■ Stored data entries:
━━━

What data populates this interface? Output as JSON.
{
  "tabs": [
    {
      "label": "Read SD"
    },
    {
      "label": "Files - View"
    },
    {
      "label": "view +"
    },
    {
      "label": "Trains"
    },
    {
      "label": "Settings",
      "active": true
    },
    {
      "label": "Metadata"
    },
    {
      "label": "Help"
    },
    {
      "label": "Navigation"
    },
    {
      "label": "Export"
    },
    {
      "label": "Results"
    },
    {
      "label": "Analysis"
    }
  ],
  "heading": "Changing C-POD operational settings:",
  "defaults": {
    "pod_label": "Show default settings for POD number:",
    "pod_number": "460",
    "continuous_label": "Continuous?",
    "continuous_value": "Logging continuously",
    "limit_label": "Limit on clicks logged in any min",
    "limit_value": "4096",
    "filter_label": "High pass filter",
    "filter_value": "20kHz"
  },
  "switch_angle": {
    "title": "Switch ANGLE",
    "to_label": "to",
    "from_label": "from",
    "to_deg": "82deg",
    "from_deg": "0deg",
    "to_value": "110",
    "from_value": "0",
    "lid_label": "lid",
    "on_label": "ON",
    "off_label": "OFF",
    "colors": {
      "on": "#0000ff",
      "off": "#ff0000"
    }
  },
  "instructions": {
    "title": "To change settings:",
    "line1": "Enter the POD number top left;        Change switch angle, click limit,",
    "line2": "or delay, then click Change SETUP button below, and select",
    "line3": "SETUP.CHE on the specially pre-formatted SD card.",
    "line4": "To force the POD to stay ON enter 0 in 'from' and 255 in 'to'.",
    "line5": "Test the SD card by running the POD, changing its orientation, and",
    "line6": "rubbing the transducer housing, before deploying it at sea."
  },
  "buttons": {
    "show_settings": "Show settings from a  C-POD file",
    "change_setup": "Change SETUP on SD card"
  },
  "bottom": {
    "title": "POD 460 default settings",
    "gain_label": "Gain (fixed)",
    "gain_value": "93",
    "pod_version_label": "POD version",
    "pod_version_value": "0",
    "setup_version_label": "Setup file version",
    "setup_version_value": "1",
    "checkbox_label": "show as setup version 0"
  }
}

━━━

■ Short exercise: Write every line of the material above again, exactly.

■ Answer below:
What data populates this interface? Output as JSON.
{
  "tabs": [
    {
      "label": "Read SD"
    },
    {
      "label": "Files - View"
    },
    {
      "label": "view +"
    },
    {
      "label": "Trains"
    },
    {
      "label": "Settings",
      "active": true
    },
    {
      "label": "Metadata"
    },
    {
      "label": "Help"
    },
    {
      "label": "Navigation"
    },
    {
      "label": "Export"
    },
    {
      "label": "Results"
    },
    {
      "label": "Analysis"
    }
  ],
  "heading": "Changing C-POD operational settings:",
  "defaults": {
    "pod_label": "Show default settings for POD number:",
    "pod_number": "460",
    "continuous_label": "Continuous?",
    "continuous_value": "Logging continuously",
    "limit_label": "Limit on clicks logged in any min",
    "limit_value": "4096",
    "filter_label": "High pass filter",
    "filter_value": "20kHz"
  },
  "switch_angle": {
    "title": "Switch ANGLE",
    "to_label": "to",
    "from_label": "from",
    "to_deg": "82deg",
    "from_deg": "0deg",
    "to_value": "110",
    "from_value": "0",
    "lid_label": "lid",
    "on_label": "ON",
    "off_label": "OFF",
    "colors": {
      "on": "#0000ff",
      "off": "#ff0000"
    }
  },
  "instructions": {
    "title": "To change settings:",
    "line1": "Enter the POD number top left;        Change switch angle, click limit,",
    "line2": "or delay, then click Change SETUP button below, and select",
    "line3": "SETUP.CHE on the specially pre-formatted SD card.",
    "line4": "To force the POD to stay ON enter 0 in 'from' and 255 in 'to'.",
    "line5": "Test the SD card by running the POD, changing its orientation, and",
    "line6": "rubbing the transducer housing, before deploying it at sea."
  },
  "buttons": {
    "show_settings": "Show settings from a  C-POD file",
    "change_setup": "Change SETUP on SD card"
  },
  "bottom": {
    "title": "POD 460 default settings",
    "gain_label": "Gain (fixed)",
    "gain_value": "93",
    "pod_version_label": "POD version",
    "pod_version_value": "0",
    "setup_version_label": "Setup file version",
    "setup_version_value": "1",
    "checkbox_label": "show as setup version 0"
  }
}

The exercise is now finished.